## Task
Where does the string "aichat" appear? Copy every line of the entries below that holds it.

Stored data:
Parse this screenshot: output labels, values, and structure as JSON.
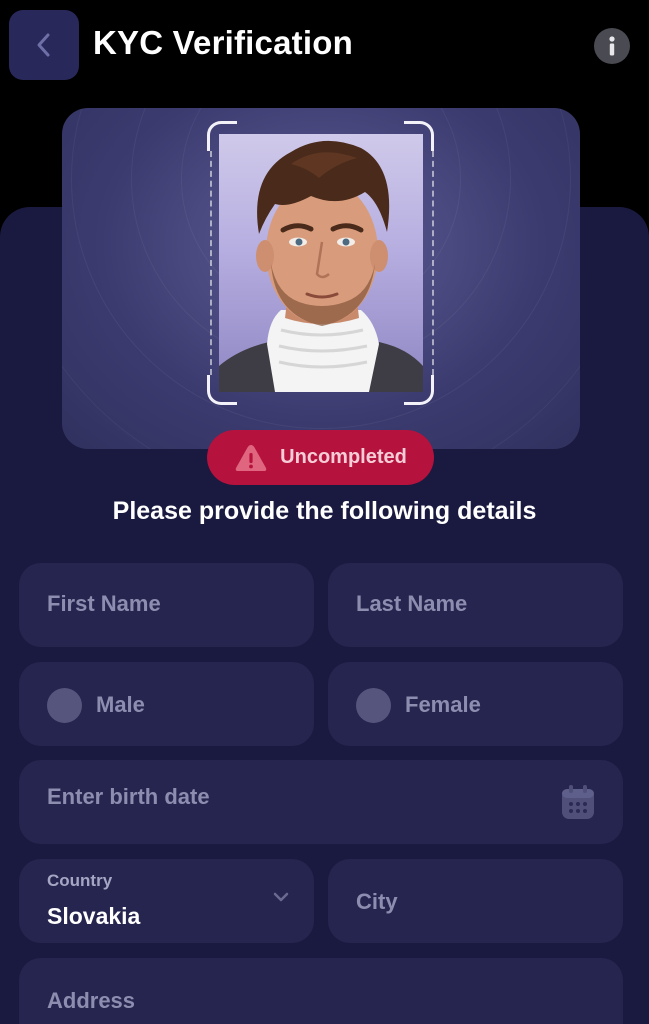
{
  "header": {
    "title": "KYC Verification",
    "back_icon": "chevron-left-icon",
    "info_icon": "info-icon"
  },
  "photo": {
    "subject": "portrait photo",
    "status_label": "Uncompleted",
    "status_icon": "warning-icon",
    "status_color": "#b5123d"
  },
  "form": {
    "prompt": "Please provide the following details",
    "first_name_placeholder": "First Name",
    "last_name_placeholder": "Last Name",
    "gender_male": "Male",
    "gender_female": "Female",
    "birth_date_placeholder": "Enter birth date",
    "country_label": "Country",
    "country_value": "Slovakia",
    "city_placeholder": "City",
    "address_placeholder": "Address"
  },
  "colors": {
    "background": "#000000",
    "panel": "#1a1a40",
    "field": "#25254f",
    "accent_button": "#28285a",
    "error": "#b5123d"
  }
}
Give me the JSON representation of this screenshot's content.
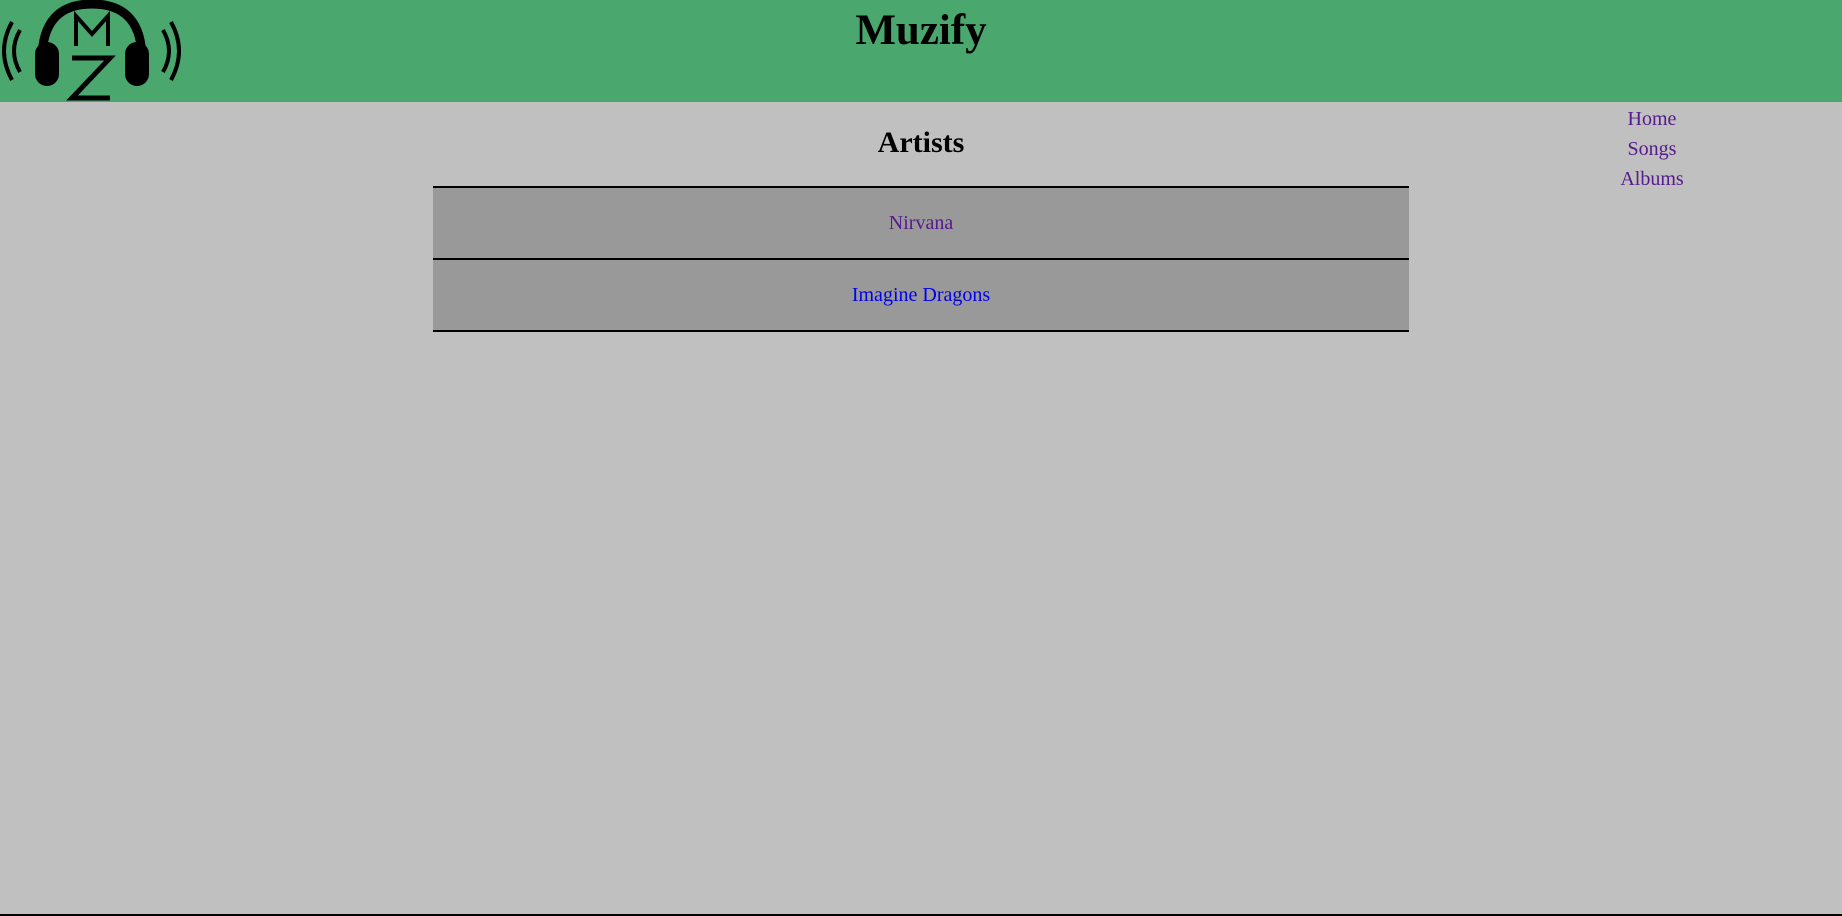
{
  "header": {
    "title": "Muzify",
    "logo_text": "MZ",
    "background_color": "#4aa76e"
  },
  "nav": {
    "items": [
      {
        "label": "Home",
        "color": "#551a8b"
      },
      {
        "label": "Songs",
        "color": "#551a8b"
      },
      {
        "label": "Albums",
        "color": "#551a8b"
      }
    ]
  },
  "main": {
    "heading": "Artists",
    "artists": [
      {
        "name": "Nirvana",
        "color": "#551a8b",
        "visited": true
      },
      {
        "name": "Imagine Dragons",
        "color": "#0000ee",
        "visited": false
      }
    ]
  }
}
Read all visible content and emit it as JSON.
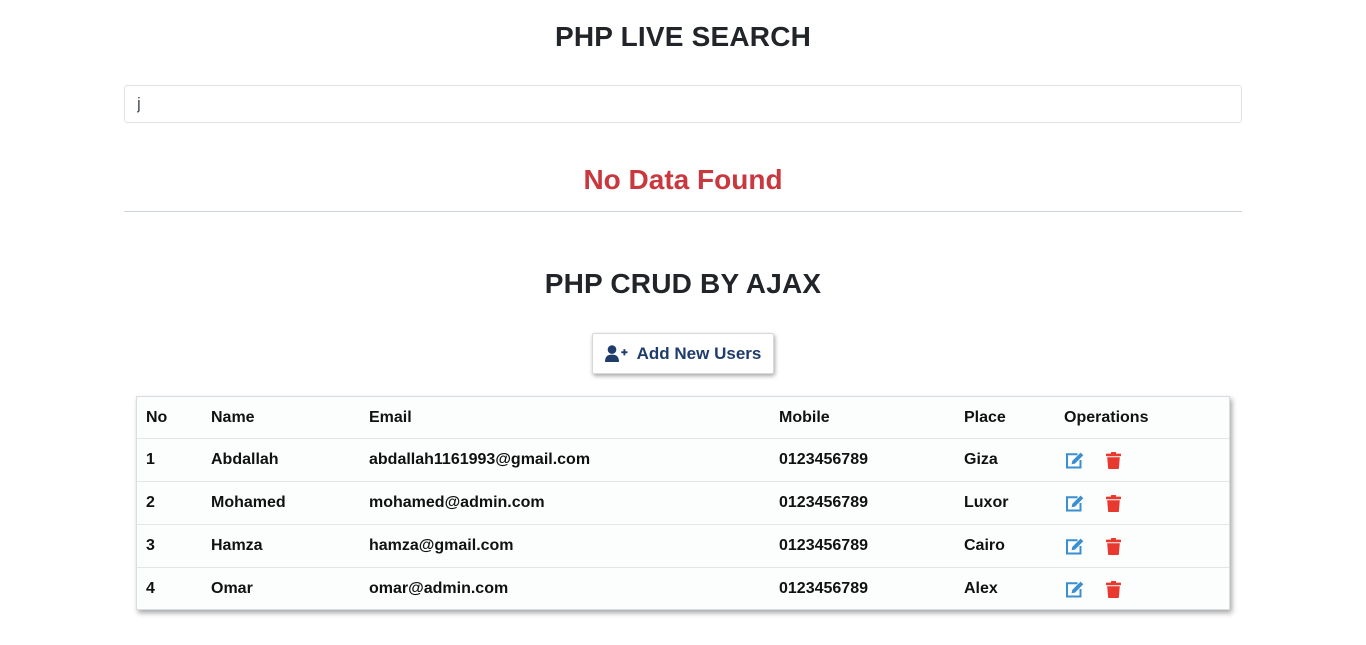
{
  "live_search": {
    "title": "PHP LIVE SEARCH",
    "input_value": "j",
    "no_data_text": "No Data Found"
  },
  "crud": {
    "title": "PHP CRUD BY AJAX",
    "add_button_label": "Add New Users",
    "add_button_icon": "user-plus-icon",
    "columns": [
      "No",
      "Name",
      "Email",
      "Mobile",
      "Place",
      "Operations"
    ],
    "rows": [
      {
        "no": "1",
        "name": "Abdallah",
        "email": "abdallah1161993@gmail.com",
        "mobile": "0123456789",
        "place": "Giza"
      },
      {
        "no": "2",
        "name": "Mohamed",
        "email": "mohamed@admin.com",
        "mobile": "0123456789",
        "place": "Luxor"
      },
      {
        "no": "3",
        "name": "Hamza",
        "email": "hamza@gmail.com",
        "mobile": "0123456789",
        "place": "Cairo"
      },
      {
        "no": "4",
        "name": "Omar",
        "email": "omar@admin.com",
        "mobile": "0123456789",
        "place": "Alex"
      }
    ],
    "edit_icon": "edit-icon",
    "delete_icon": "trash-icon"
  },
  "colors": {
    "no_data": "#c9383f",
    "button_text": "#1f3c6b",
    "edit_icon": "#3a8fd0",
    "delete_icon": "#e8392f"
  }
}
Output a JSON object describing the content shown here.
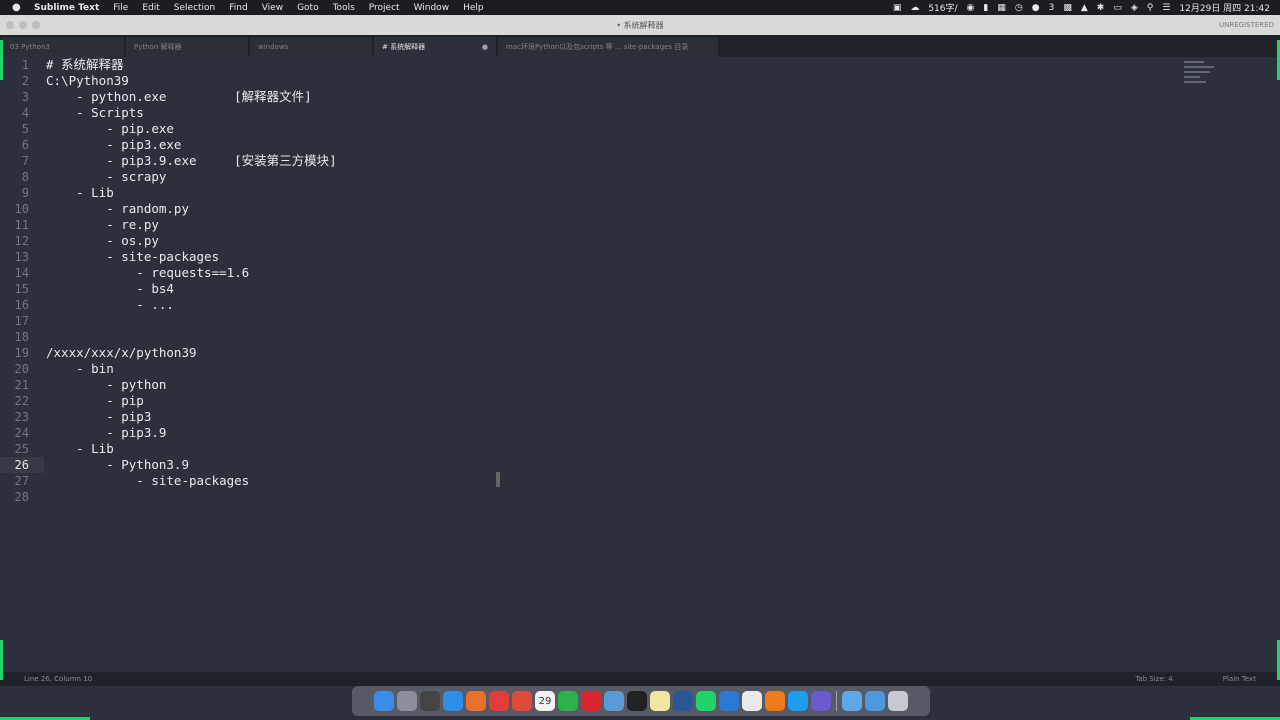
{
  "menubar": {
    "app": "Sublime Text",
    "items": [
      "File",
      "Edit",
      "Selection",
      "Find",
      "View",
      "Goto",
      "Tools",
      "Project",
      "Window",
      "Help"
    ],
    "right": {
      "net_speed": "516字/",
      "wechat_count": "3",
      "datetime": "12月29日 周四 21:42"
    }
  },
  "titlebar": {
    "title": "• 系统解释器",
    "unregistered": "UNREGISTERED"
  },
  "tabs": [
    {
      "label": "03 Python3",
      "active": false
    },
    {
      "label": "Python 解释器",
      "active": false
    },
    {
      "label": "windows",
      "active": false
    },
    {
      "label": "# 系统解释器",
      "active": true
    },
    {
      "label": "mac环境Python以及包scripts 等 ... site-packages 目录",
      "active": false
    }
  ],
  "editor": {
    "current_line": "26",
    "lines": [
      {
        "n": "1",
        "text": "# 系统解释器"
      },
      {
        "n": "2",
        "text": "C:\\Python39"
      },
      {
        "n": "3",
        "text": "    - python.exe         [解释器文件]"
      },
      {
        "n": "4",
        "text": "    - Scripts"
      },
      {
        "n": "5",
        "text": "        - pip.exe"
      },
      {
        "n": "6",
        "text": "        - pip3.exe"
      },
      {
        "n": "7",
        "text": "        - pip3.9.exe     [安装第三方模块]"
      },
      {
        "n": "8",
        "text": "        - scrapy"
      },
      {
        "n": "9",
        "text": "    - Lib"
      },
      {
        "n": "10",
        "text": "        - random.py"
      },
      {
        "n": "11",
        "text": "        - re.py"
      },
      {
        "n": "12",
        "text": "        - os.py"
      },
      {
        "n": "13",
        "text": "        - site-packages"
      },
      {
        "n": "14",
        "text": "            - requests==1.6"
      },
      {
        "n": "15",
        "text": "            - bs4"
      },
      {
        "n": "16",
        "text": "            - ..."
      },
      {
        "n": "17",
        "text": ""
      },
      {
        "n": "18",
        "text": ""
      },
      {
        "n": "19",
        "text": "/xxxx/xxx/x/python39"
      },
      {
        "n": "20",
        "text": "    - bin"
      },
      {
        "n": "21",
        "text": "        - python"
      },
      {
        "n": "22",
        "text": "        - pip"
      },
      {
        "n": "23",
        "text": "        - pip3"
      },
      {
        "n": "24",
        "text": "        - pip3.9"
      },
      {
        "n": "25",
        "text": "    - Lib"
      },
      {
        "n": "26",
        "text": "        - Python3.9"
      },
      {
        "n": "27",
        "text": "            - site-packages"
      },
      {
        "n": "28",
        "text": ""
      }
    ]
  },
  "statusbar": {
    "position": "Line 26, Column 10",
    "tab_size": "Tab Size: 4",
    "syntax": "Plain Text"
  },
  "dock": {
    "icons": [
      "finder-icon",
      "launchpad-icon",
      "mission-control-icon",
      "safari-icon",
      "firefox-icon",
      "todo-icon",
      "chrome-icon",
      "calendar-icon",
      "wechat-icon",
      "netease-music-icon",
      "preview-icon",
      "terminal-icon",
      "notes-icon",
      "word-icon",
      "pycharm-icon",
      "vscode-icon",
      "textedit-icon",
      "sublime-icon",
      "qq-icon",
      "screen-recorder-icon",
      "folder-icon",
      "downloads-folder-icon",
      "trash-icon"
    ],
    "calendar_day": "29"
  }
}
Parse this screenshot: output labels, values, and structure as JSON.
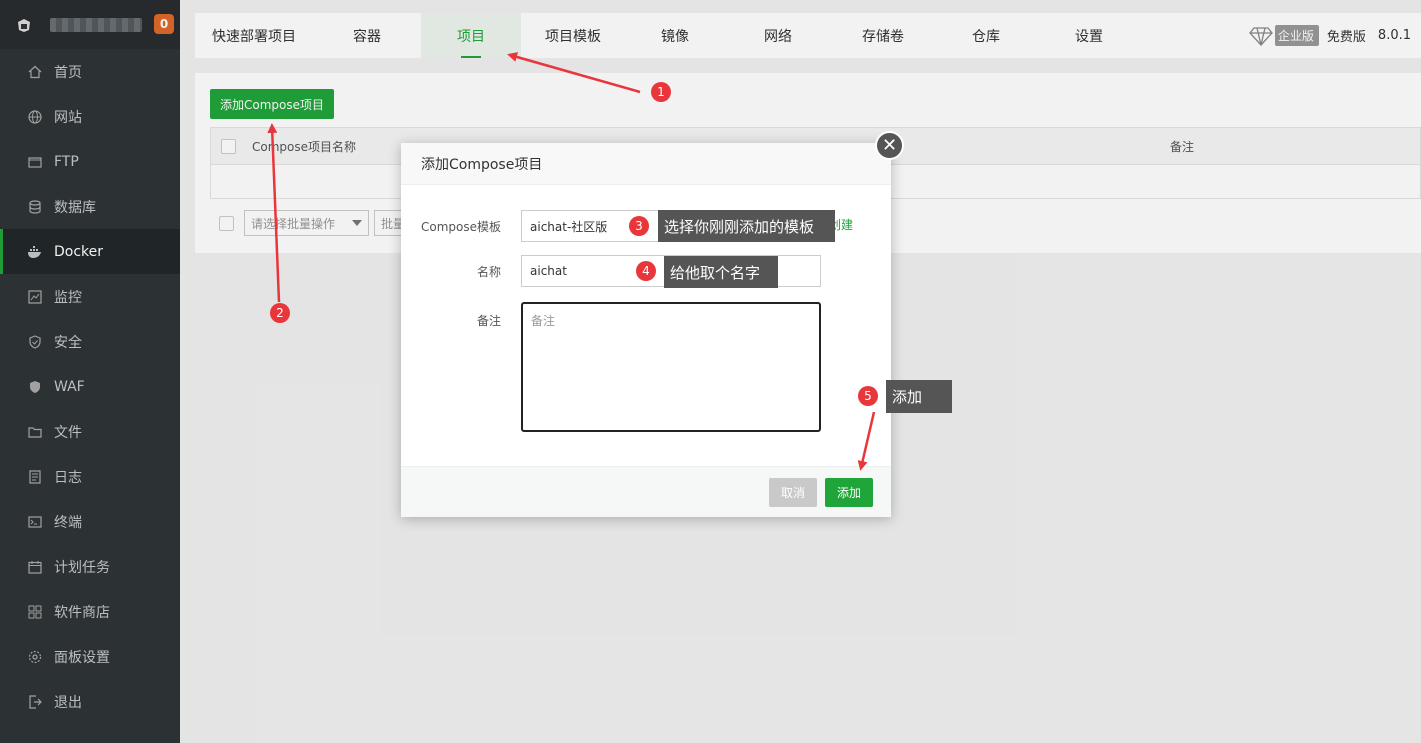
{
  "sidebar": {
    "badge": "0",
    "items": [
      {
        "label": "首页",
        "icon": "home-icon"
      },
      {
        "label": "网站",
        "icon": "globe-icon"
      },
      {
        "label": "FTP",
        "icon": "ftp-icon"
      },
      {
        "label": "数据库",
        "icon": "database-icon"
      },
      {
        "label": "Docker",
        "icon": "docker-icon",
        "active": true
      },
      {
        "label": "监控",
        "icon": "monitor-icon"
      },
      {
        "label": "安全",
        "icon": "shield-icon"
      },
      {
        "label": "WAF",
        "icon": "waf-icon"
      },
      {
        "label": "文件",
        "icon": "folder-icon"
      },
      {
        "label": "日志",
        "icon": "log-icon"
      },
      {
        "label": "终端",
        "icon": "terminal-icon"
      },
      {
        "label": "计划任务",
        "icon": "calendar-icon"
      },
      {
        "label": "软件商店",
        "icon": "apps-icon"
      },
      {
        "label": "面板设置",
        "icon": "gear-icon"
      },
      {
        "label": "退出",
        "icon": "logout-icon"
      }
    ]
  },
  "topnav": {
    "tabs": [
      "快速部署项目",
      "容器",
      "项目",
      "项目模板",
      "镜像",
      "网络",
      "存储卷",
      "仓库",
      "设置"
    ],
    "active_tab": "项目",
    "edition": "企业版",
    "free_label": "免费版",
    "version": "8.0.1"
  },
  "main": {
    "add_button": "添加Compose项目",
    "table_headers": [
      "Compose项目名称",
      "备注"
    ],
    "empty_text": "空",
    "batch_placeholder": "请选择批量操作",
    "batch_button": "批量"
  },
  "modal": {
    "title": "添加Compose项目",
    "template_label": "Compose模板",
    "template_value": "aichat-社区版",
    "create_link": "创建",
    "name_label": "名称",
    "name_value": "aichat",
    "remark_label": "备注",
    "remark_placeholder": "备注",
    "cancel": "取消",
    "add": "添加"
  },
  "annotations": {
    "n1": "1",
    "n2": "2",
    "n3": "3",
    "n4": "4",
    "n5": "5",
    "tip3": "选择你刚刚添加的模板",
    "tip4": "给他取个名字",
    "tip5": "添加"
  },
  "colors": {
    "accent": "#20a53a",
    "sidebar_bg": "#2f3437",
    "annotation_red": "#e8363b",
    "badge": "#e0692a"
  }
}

## Reply
    "template_value": "aichat-社区版",
    "name_value": "aichat",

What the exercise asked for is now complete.